--- Stored rows ---
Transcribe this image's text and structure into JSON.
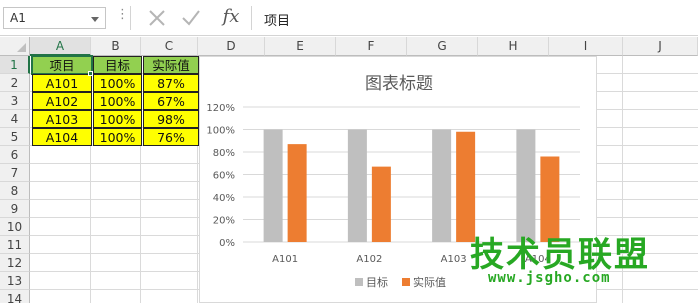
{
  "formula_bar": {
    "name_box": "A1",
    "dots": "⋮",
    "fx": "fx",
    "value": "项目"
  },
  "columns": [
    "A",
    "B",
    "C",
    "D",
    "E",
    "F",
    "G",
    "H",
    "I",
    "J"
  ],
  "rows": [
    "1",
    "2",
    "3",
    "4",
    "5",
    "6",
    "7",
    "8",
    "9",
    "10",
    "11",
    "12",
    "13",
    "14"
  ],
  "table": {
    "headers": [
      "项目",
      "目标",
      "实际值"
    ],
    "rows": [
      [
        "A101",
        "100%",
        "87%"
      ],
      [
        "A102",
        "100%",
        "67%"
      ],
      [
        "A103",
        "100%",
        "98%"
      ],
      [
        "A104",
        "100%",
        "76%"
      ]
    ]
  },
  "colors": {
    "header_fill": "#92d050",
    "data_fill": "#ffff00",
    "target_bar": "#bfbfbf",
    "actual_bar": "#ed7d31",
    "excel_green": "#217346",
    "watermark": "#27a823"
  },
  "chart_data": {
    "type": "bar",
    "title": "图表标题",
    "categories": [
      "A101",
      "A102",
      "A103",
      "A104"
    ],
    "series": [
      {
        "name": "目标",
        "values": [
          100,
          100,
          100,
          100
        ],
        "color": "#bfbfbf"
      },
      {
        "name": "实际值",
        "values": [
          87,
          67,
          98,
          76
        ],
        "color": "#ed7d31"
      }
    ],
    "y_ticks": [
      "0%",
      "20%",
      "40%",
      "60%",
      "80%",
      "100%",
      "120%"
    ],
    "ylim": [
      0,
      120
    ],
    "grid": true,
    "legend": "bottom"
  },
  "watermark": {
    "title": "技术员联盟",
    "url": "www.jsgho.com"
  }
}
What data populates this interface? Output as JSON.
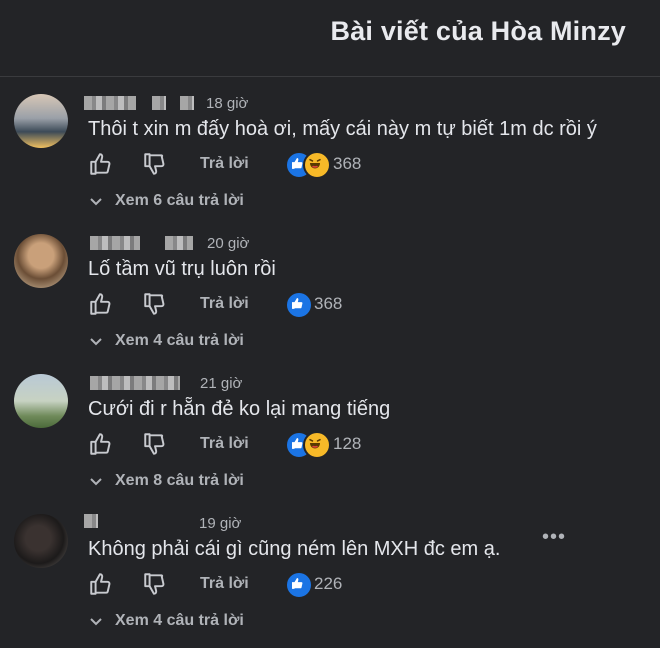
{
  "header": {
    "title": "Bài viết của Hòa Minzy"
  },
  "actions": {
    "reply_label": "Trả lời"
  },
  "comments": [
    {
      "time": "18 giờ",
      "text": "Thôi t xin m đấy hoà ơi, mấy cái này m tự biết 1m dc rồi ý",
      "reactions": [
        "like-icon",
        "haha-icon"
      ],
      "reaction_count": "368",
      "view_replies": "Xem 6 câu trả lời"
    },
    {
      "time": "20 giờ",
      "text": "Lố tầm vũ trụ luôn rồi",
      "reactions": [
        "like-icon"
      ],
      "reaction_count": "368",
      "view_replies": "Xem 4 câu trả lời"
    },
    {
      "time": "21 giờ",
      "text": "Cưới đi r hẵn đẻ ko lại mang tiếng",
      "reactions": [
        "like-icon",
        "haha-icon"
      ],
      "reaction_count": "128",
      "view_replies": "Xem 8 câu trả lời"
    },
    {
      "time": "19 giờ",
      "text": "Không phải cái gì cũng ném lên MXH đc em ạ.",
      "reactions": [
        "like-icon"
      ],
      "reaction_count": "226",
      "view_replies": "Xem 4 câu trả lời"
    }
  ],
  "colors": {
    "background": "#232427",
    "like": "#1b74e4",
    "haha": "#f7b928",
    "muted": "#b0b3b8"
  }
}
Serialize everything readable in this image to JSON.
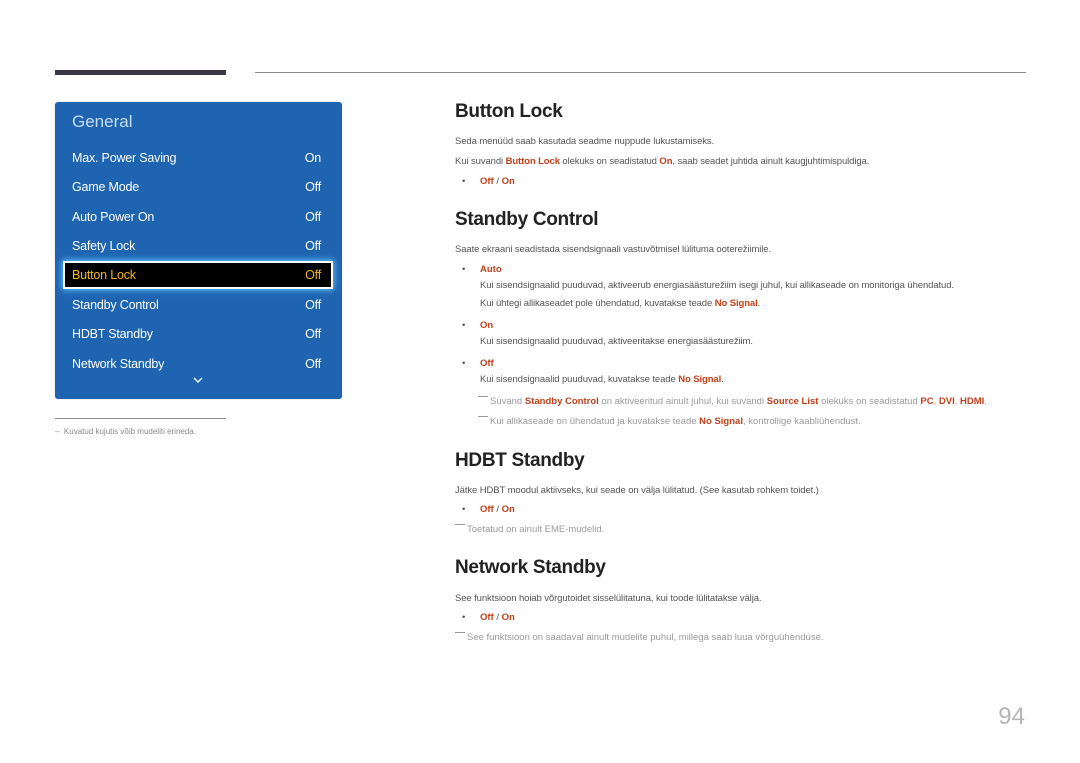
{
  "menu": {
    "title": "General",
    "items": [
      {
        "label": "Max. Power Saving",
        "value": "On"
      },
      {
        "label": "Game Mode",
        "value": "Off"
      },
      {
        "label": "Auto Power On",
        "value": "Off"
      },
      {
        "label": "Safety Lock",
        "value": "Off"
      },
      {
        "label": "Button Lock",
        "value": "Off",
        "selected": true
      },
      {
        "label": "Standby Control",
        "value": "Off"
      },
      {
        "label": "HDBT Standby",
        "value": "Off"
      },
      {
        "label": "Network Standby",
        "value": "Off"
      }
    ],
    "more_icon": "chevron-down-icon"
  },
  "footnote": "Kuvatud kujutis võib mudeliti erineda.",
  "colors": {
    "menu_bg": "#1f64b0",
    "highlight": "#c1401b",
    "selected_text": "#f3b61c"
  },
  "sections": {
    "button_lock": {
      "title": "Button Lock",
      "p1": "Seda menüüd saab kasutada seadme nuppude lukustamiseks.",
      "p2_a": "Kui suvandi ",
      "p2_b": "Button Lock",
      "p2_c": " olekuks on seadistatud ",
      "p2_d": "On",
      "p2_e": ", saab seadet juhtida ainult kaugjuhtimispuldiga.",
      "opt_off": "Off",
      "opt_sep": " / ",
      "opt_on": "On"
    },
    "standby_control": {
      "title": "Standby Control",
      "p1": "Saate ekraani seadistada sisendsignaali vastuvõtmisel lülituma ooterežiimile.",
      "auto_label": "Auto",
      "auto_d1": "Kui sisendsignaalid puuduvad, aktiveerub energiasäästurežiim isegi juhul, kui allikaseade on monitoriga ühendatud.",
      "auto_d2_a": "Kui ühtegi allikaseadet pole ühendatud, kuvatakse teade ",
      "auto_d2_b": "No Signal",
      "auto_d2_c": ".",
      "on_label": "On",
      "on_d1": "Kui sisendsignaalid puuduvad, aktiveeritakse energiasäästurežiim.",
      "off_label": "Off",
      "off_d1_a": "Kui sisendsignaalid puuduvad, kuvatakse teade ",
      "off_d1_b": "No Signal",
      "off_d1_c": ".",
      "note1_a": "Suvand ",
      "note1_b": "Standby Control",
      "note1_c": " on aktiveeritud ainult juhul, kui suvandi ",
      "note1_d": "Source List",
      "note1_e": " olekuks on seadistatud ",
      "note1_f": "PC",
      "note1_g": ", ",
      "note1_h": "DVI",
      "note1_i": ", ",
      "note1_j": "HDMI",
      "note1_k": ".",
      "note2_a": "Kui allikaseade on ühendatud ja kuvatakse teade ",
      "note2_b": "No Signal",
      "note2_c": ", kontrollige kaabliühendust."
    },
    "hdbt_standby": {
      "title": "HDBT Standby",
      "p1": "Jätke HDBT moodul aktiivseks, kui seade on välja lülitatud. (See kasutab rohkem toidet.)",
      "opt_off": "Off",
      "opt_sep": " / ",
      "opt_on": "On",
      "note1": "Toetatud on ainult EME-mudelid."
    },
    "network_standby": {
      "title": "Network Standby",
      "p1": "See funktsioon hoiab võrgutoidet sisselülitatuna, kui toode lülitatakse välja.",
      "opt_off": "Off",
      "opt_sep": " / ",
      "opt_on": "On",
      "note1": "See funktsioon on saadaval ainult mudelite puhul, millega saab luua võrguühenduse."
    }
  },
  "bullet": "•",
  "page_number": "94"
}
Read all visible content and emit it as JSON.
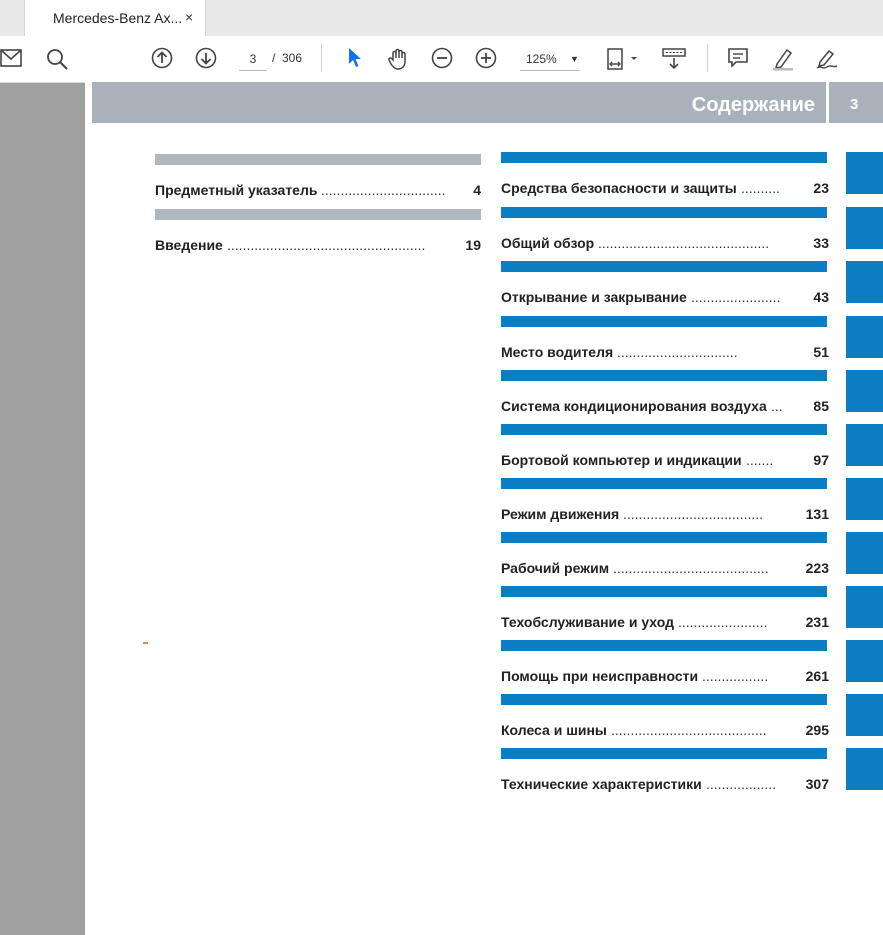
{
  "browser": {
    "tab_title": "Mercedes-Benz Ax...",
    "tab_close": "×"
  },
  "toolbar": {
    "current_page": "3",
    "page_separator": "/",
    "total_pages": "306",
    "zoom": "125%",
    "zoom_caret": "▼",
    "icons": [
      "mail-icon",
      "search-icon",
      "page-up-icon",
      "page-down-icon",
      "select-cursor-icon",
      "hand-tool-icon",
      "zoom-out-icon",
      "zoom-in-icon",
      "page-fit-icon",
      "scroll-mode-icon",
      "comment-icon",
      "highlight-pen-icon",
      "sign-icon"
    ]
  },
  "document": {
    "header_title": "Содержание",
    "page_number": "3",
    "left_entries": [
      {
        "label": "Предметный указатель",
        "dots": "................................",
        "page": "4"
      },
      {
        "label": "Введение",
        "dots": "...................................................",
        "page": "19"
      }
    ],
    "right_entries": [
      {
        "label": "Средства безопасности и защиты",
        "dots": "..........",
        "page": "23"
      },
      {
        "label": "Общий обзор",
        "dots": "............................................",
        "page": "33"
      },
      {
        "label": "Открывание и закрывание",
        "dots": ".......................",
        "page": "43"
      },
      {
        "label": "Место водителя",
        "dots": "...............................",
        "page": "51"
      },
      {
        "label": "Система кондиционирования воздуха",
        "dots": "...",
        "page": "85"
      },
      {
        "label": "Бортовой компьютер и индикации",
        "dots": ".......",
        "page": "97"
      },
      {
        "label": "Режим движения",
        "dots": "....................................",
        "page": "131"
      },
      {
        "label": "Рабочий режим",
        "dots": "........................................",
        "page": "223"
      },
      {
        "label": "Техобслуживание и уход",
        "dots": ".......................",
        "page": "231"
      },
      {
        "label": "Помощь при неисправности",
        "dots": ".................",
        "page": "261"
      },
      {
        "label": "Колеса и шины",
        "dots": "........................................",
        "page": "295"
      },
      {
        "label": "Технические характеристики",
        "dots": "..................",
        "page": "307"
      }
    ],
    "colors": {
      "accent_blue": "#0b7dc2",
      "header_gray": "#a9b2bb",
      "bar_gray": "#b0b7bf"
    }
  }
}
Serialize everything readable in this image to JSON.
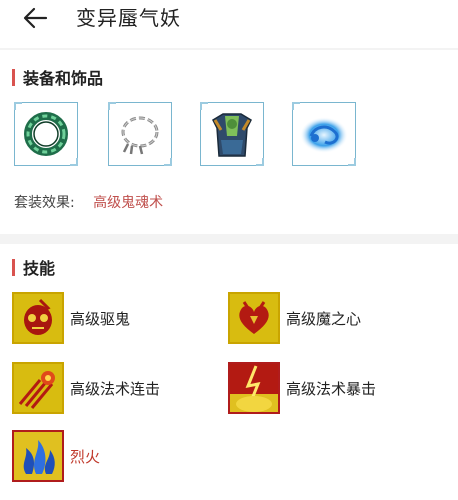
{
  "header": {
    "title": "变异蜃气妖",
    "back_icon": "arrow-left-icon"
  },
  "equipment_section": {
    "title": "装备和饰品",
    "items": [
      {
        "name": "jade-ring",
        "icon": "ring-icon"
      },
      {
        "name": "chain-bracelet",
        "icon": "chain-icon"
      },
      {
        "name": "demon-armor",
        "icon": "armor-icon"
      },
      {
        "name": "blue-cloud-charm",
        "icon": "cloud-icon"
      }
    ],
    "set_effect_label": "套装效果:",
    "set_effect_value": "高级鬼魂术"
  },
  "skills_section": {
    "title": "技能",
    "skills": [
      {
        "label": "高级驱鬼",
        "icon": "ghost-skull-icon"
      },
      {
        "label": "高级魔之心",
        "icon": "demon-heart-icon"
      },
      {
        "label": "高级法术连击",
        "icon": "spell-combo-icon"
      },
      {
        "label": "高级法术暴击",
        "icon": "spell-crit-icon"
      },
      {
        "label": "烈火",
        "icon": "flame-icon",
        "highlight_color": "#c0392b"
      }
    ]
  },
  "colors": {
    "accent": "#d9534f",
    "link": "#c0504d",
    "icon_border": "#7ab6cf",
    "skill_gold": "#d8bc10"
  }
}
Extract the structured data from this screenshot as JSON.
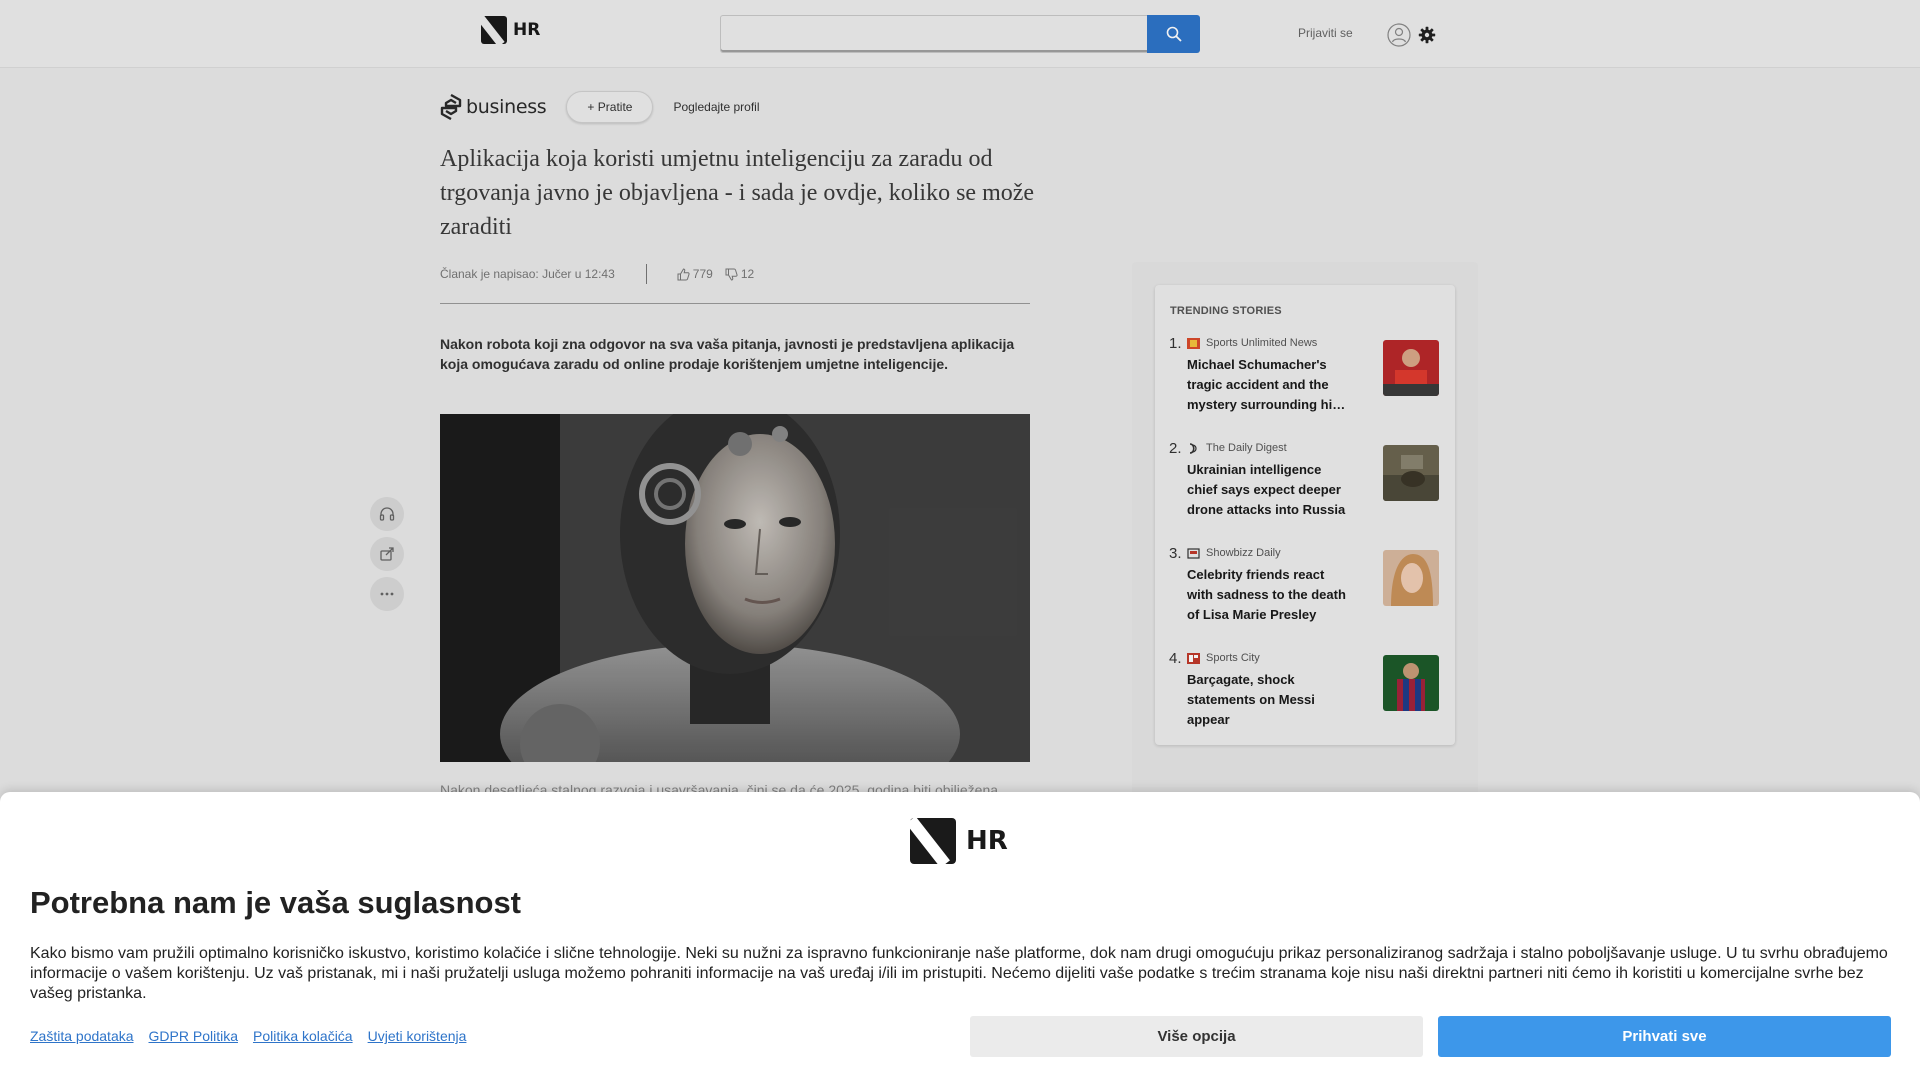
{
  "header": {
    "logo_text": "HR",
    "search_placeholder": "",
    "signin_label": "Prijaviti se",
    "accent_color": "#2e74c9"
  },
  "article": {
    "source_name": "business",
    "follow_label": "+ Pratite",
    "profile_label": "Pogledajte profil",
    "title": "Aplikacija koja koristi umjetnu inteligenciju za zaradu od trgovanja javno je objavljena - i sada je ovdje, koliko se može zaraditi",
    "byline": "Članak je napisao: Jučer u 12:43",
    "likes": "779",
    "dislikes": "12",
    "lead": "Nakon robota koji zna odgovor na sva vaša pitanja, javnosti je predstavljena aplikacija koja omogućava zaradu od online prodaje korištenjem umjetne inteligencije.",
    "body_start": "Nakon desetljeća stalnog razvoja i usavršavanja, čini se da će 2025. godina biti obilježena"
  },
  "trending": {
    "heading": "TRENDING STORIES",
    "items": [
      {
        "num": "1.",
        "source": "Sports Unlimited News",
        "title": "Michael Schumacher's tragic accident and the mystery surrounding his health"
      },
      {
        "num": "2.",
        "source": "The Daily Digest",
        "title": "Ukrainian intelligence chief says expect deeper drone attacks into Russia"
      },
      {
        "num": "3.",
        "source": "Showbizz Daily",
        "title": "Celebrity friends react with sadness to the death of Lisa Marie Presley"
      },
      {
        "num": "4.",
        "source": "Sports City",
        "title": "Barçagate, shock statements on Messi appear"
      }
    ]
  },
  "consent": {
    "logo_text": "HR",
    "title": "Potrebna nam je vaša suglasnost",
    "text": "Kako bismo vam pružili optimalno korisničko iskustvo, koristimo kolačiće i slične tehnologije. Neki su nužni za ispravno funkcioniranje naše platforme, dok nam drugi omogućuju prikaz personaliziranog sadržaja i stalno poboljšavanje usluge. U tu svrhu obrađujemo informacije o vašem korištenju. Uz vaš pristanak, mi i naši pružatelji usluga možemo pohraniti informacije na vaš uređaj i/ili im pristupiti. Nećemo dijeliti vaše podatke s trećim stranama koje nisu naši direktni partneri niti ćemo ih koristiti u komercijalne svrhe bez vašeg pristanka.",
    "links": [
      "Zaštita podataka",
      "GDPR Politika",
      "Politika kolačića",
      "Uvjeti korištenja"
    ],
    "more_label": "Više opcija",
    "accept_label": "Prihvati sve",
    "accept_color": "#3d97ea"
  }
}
---
- [Aim of the task]:
Copy out every line from the data above that has "energiasäästurežiim" in it.

- [Worked answer]:
      "auto_d1": "Kui sisendsignaalid puuduvad, aktiveerub energiasäästurežiim isegi juhul, kui allikaseade on monitoriga ühendatud.",
      "on_d1": "Kui sisendsignaalid puuduvad, aktiveeritakse energiasäästurežiim.",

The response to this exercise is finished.